What you are asked to do ::
Copy out every line that contains "işin".

Given records ::

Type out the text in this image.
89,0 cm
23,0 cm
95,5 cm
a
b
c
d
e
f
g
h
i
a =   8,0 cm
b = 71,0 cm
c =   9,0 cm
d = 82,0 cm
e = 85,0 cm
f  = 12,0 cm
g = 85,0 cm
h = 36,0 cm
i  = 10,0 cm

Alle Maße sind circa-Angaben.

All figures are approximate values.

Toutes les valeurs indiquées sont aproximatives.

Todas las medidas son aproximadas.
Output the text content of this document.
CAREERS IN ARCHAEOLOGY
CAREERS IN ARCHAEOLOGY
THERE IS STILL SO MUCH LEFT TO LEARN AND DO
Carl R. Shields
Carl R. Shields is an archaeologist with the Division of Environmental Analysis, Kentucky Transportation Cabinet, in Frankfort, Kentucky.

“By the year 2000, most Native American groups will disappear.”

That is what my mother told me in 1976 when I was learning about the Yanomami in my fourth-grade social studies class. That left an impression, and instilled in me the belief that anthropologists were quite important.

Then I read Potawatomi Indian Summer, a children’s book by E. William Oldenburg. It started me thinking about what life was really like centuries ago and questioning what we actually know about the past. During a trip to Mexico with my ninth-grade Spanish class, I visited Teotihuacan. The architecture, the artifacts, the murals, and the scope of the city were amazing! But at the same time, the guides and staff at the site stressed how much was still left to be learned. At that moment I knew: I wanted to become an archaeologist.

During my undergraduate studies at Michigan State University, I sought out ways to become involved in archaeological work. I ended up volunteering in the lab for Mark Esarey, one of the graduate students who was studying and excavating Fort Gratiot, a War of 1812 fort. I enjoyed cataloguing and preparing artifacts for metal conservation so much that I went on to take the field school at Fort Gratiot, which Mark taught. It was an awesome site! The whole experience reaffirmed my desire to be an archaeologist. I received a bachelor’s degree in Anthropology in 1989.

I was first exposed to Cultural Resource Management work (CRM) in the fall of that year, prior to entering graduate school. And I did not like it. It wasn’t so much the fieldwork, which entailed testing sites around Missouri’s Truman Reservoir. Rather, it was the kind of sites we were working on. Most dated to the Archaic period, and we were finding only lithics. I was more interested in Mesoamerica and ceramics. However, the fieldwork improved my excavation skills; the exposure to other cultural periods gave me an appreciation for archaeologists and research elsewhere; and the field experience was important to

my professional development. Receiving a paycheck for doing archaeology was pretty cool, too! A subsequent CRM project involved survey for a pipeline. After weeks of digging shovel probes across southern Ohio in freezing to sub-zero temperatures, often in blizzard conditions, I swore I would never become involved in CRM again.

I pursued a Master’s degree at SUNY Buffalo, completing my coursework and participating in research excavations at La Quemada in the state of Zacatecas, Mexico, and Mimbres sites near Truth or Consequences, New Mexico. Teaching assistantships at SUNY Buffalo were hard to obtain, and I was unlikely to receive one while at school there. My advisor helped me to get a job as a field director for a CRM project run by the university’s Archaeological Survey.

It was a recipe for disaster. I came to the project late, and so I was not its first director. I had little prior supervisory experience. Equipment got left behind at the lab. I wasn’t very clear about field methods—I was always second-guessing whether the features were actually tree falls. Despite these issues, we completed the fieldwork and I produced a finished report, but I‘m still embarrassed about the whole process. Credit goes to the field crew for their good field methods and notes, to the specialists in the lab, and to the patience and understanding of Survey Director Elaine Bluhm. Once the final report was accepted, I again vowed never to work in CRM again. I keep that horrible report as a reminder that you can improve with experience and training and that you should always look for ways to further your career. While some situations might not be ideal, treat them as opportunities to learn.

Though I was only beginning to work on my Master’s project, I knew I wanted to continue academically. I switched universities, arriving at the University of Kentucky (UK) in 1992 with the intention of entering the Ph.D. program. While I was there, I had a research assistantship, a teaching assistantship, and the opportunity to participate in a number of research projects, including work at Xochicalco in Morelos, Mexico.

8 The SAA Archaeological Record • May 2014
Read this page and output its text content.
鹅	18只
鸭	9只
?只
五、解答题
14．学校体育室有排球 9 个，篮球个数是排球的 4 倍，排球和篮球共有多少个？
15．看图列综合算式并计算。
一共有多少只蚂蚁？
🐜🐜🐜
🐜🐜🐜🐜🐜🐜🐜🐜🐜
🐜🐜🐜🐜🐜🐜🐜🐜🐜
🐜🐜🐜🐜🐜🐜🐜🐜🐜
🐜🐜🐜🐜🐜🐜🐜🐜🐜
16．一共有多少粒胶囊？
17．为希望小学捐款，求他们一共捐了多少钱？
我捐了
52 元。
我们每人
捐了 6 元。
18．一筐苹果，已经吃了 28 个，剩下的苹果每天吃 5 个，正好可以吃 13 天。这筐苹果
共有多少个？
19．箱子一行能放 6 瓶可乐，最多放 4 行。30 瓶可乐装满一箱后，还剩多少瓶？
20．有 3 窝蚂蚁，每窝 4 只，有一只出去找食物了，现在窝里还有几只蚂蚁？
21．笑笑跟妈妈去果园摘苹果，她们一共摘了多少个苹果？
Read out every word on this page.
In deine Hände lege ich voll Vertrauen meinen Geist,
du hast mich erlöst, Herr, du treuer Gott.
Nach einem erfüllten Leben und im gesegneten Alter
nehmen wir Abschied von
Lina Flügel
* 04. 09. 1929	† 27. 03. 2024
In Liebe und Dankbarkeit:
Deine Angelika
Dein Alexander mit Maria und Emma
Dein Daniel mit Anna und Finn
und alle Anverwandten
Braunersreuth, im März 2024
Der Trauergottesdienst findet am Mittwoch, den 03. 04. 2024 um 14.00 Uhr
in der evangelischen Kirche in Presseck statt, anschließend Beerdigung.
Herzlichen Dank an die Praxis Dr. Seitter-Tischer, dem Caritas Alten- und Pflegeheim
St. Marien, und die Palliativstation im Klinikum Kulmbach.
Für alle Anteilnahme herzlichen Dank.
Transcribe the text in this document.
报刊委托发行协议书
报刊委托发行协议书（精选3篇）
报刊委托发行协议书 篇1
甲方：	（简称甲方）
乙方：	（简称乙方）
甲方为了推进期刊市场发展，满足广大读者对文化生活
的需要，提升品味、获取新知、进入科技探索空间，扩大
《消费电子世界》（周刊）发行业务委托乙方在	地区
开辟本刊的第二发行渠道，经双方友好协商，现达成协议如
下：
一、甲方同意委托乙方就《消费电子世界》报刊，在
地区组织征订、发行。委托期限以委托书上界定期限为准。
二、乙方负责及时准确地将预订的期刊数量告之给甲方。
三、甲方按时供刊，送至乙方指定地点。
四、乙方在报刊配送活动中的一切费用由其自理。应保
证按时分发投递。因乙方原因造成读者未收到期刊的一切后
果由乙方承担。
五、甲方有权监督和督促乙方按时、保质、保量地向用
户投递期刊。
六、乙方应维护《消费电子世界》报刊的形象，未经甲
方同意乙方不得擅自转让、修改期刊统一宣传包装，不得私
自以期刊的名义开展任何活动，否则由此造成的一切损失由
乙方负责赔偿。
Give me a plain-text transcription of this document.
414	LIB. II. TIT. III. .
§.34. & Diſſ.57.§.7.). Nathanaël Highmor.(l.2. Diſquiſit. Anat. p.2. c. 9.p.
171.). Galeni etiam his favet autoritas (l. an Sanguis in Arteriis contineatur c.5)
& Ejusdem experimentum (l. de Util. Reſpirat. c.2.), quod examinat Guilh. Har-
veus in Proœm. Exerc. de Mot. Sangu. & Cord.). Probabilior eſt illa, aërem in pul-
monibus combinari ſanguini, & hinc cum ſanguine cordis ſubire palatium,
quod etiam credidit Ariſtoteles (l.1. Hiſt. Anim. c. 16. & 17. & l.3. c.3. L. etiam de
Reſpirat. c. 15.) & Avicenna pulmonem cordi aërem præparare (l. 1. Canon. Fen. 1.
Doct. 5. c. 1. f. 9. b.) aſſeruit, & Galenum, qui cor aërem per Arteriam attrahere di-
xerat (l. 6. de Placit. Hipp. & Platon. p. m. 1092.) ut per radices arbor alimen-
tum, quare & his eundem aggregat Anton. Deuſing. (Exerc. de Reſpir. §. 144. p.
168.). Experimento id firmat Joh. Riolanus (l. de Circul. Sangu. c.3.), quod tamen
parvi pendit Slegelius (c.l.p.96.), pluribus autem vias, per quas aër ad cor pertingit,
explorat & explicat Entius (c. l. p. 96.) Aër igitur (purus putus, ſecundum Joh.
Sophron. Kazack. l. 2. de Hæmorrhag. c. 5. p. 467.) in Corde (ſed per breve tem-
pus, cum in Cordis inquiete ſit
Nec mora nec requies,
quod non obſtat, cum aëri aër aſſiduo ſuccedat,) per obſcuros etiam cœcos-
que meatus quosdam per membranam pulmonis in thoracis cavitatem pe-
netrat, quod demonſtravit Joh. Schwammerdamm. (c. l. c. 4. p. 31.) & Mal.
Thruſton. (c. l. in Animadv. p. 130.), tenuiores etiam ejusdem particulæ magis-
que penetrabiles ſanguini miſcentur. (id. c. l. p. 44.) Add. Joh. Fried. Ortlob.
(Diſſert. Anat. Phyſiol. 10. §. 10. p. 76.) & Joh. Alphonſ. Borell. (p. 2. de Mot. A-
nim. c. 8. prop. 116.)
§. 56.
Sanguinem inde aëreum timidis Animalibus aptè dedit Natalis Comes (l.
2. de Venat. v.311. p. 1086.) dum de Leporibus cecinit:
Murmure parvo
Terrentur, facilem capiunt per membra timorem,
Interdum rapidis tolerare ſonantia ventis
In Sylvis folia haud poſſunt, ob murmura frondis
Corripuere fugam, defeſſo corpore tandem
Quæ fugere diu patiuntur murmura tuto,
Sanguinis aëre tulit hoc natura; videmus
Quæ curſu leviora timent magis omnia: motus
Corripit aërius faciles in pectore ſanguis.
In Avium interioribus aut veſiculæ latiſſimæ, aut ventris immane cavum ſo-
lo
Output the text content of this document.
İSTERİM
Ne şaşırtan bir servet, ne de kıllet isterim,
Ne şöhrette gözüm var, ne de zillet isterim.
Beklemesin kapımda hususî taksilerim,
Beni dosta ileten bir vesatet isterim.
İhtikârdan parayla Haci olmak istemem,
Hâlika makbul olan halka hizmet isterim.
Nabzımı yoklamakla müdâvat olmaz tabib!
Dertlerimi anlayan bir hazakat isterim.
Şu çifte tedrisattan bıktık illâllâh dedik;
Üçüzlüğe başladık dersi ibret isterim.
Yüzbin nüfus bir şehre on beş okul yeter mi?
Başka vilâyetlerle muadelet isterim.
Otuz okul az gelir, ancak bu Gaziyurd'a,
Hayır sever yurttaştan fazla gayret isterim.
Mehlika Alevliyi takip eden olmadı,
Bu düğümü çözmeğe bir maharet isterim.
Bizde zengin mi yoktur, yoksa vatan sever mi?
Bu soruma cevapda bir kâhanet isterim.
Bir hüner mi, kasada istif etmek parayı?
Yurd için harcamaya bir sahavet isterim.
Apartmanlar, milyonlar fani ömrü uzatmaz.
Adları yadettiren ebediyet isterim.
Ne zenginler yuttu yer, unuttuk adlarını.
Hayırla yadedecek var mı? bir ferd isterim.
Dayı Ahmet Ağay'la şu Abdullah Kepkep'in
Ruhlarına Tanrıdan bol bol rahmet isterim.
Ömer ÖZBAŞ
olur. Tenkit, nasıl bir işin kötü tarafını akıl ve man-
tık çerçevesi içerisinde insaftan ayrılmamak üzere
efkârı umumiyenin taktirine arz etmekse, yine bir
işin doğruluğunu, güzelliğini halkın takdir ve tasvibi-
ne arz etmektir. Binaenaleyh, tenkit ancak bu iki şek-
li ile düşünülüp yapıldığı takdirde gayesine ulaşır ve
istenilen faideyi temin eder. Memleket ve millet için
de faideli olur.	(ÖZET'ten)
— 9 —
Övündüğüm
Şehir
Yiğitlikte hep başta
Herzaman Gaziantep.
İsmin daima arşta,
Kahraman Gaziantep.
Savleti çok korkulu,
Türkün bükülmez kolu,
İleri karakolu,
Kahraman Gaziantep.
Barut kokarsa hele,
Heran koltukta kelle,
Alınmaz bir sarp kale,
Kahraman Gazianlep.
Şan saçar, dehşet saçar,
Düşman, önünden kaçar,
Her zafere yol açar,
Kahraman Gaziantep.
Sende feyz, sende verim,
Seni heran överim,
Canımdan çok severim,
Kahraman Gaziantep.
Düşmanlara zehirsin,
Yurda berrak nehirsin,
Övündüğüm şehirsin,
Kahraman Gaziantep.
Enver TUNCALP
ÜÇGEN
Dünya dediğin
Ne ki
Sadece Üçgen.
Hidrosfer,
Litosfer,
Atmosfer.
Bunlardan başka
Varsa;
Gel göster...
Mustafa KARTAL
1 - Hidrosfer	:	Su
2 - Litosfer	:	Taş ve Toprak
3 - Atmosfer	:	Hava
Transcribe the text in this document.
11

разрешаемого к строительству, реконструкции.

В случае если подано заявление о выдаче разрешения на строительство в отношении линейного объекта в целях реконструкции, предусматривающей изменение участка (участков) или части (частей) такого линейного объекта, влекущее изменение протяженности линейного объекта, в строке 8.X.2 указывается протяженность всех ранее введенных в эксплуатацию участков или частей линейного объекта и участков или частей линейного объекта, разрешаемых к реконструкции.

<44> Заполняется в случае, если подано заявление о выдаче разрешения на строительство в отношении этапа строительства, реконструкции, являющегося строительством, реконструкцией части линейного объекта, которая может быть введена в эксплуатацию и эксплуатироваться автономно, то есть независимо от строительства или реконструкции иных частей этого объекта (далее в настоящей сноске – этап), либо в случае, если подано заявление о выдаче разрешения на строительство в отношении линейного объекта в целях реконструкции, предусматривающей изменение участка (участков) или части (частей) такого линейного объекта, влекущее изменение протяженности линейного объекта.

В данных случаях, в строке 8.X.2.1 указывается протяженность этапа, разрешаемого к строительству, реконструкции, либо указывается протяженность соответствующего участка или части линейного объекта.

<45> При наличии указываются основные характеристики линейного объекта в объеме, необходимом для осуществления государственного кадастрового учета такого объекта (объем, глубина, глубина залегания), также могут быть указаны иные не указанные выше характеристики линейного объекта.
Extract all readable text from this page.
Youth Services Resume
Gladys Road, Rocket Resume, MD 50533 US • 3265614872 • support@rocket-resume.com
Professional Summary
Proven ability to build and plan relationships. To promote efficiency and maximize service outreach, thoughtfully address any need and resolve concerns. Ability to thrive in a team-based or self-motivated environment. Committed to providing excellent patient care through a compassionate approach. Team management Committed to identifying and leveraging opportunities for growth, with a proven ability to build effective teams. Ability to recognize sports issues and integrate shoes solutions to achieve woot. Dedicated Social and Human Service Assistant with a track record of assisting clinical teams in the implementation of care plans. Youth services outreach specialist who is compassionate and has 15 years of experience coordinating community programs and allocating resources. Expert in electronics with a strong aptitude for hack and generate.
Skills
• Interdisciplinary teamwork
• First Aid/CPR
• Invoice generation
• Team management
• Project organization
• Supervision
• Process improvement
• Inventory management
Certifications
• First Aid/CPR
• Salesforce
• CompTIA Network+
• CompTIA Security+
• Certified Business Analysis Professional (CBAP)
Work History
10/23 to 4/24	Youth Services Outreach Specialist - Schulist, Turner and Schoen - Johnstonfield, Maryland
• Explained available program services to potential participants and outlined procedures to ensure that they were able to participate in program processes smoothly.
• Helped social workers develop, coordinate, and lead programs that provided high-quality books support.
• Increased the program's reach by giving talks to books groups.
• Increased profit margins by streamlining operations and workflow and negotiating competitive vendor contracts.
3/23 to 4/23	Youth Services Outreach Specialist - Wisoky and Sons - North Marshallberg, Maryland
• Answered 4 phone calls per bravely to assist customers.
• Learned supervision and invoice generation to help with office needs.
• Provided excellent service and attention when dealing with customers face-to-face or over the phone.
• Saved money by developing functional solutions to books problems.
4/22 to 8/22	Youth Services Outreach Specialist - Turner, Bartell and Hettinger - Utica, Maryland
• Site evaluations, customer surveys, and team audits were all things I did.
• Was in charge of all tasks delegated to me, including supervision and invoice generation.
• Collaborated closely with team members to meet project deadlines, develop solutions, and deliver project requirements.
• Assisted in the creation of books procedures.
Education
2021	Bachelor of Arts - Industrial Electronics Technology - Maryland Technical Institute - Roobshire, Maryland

Result below ::
olur. Tenkit, nasıl bir işin kötü tarafını akıl ve man-
işin doğruluğunu, güzelliğini halkın takdir ve tasvibi-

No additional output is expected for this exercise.